- [Required task] Find the string "might" in the records. Copy every line it appears in.

- [Given information]
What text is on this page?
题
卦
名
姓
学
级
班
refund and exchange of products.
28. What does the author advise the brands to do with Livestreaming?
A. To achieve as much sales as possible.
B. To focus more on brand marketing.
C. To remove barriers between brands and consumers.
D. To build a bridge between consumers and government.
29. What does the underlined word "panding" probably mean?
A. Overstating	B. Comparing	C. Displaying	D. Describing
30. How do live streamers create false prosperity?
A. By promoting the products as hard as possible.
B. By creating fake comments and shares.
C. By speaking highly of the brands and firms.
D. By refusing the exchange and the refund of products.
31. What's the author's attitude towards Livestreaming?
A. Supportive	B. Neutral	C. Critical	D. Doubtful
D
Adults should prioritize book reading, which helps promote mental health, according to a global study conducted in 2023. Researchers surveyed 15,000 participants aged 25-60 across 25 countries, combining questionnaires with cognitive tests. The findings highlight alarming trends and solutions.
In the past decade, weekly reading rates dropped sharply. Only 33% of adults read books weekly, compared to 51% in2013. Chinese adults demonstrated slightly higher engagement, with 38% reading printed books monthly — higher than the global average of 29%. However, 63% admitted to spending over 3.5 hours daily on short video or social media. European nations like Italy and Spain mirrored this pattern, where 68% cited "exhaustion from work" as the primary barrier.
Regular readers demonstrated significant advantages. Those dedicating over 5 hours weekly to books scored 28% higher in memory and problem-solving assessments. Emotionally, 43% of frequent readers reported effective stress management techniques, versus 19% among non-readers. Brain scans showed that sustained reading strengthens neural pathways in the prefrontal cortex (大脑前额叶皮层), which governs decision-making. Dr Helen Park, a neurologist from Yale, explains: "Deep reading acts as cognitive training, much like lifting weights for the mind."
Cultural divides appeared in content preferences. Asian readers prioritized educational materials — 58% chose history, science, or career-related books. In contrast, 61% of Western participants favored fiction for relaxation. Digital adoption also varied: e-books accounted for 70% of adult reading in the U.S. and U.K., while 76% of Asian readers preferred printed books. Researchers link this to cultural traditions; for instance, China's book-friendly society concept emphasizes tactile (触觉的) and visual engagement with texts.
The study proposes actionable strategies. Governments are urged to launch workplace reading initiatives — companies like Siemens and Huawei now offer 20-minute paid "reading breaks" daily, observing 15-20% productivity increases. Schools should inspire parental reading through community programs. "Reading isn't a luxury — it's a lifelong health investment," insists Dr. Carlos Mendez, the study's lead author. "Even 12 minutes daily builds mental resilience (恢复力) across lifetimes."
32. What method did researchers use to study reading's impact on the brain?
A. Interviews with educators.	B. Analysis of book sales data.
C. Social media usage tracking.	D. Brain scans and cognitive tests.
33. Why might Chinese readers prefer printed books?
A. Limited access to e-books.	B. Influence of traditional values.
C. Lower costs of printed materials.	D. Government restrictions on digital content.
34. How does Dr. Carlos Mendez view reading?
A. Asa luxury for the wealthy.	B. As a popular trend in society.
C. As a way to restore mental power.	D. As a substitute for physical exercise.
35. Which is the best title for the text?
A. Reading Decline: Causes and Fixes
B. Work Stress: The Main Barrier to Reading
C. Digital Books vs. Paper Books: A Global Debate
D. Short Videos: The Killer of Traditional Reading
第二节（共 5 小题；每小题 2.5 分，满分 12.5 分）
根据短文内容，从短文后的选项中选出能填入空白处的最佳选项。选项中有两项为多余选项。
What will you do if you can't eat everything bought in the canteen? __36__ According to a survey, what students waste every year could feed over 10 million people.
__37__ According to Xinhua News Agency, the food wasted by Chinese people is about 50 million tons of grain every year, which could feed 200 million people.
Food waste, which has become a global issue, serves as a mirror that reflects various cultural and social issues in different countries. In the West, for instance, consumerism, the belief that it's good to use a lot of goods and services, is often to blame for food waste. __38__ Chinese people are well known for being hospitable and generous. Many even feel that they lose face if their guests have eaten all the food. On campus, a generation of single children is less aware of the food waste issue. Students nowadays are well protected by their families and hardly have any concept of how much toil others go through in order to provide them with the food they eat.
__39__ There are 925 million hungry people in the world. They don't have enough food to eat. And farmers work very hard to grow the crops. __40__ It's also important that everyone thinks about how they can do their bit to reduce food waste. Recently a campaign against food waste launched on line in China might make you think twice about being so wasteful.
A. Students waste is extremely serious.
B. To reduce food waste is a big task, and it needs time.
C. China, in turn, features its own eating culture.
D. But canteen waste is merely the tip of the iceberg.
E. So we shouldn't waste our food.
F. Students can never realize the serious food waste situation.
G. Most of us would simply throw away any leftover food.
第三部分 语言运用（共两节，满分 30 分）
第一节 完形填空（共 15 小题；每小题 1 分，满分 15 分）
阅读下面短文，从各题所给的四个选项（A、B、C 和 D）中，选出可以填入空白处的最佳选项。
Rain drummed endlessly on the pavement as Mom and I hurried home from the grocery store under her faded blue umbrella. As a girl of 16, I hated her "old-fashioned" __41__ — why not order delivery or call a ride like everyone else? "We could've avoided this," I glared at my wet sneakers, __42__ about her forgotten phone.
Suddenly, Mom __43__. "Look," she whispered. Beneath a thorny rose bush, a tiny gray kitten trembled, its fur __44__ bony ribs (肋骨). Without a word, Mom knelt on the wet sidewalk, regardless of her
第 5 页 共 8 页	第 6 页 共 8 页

- [Solved exercise]
33. Why might Chinese readers prefer printed books?
__39__ There are 925 million hungry people in the world. They don't have enough food to eat. And farmers work very hard to grow the crops. __40__ It's also important that everyone thinks about how they can do their bit to reduce food waste. Recently a campaign against food waste launched on line in China might make you think twice about being so wasteful.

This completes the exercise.